Reproduce every entry exactly, without alteration.

- [Data for this task]:
────────────────────

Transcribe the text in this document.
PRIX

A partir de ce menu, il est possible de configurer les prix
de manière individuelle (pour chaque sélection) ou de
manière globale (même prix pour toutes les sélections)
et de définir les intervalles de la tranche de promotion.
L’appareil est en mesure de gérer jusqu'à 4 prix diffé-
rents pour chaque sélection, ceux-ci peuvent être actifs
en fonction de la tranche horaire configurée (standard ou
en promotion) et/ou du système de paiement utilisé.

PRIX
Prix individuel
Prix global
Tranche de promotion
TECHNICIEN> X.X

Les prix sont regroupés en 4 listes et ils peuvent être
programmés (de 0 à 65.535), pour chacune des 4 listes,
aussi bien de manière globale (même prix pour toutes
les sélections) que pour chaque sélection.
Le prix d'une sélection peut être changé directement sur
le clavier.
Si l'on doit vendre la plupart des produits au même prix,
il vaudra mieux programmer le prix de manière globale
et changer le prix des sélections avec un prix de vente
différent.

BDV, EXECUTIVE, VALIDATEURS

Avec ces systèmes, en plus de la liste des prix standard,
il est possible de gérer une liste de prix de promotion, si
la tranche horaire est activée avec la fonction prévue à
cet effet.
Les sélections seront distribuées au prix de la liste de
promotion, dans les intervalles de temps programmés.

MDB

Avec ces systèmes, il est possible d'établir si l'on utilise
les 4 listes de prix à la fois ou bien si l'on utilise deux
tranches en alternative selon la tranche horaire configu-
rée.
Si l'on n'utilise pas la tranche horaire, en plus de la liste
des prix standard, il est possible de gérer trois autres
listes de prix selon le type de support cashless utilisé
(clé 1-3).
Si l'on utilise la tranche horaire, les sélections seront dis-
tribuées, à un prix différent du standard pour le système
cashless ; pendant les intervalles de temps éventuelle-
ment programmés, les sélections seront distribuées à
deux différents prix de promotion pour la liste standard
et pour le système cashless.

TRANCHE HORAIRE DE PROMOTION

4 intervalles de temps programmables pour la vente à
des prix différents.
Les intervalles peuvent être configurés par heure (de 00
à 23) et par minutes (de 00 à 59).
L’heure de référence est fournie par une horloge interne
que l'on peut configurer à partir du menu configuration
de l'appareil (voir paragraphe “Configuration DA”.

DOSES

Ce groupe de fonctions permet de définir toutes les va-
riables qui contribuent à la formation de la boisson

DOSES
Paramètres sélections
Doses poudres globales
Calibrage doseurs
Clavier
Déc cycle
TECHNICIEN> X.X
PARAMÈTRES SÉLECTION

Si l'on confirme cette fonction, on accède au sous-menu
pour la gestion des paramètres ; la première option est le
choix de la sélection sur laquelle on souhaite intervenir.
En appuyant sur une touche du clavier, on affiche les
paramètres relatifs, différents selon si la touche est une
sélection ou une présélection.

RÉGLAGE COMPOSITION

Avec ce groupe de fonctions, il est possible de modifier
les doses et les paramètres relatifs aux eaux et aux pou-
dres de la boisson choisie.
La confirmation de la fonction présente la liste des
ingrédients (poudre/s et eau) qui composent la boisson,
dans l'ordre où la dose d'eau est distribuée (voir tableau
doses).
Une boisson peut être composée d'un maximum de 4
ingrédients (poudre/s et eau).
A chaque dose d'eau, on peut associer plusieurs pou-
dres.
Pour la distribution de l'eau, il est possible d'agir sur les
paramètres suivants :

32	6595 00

────────────────────

- [Expected answer]:
Transcribe the text in this document.
PRIX

A partir de ce menu, il est possible de configurer les prix
de manière individuelle (pour chaque sélection) ou de
manière globale (même prix pour toutes les sélections)
et de définir les intervalles de la tranche de promotion.
L’appareil est en mesure de gérer jusqu'à 4 prix diffé-
rents pour chaque sélection, ceux-ci peuvent être actifs
en fonction de la tranche horaire configurée (standard ou
en promotion) et/ou du système de paiement utilisé.

PRIX
Prix individuel
Prix global
Tranche de promotion
TECHNICIEN> X.X

Les prix sont regroupés en 4 listes et ils peuvent être
programmés (de 0 à 65.535), pour chacune des 4 listes,
aussi bien de manière globale (même prix pour toutes
les sélections) que pour chaque sélection.
Le prix d'une sélection peut être changé directement sur
le clavier.
Si l'on doit vendre la plupart des produits au même prix,
il vaudra mieux programmer le prix de manière globale
et changer le prix des sélections avec un prix de vente
différent.

BDV, EXECUTIVE, VALIDATEURS

Avec ces systèmes, en plus de la liste des prix standard,
il est possible de gérer une liste de prix de promotion, si
la tranche horaire est activée avec la fonction prévue à
cet effet.
Les sélections seront distribuées au prix de la liste de
promotion, dans les intervalles de temps programmés.

MDB

Avec ces systèmes, il est possible d'établir si l'on utilise
les 4 listes de prix à la fois ou bien si l'on utilise deux
tranches en alternative selon la tranche horaire configu-
rée.
Si l'on n'utilise pas la tranche horaire, en plus de la liste
des prix standard, il est possible de gérer trois autres
listes de prix selon le type de support cashless utilisé
(clé 1-3).
Si l'on utilise la tranche horaire, les sélections seront dis-
tribuées, à un prix différent du standard pour le système
cashless ; pendant les intervalles de temps éventuelle-
ment programmés, les sélections seront distribuées à
deux différents prix de promotion pour la liste standard
et pour le système cashless.

TRANCHE HORAIRE DE PROMOTION

4 intervalles de temps programmables pour la vente à
des prix différents.
Les intervalles peuvent être configurés par heure (de 00
à 23) et par minutes (de 00 à 59).
L’heure de référence est fournie par une horloge interne
que l'on peut configurer à partir du menu configuration
de l'appareil (voir paragraphe “Configuration DA”.

DOSES

Ce groupe de fonctions permet de définir toutes les va-
riables qui contribuent à la formation de la boisson

DOSES
Paramètres sélections
Doses poudres globales
Calibrage doseurs
Clavier
Déc cycle
TECHNICIEN> X.X
PARAMÈTRES SÉLECTION

Si l'on confirme cette fonction, on accède au sous-menu
pour la gestion des paramètres ; la première option est le
choix de la sélection sur laquelle on souhaite intervenir.
En appuyant sur une touche du clavier, on affiche les
paramètres relatifs, différents selon si la touche est une
sélection ou une présélection.

RÉGLAGE COMPOSITION

Avec ce groupe de fonctions, il est possible de modifier
les doses et les paramètres relatifs aux eaux et aux pou-
dres de la boisson choisie.
La confirmation de la fonction présente la liste des
ingrédients (poudre/s et eau) qui composent la boisson,
dans l'ordre où la dose d'eau est distribuée (voir tableau
doses).
Une boisson peut être composée d'un maximum de 4
ingrédients (poudre/s et eau).
A chaque dose d'eau, on peut associer plusieurs pou-
dres.
Pour la distribution de l'eau, il est possible d'agir sur les
paramètres suivants :

32	6595 00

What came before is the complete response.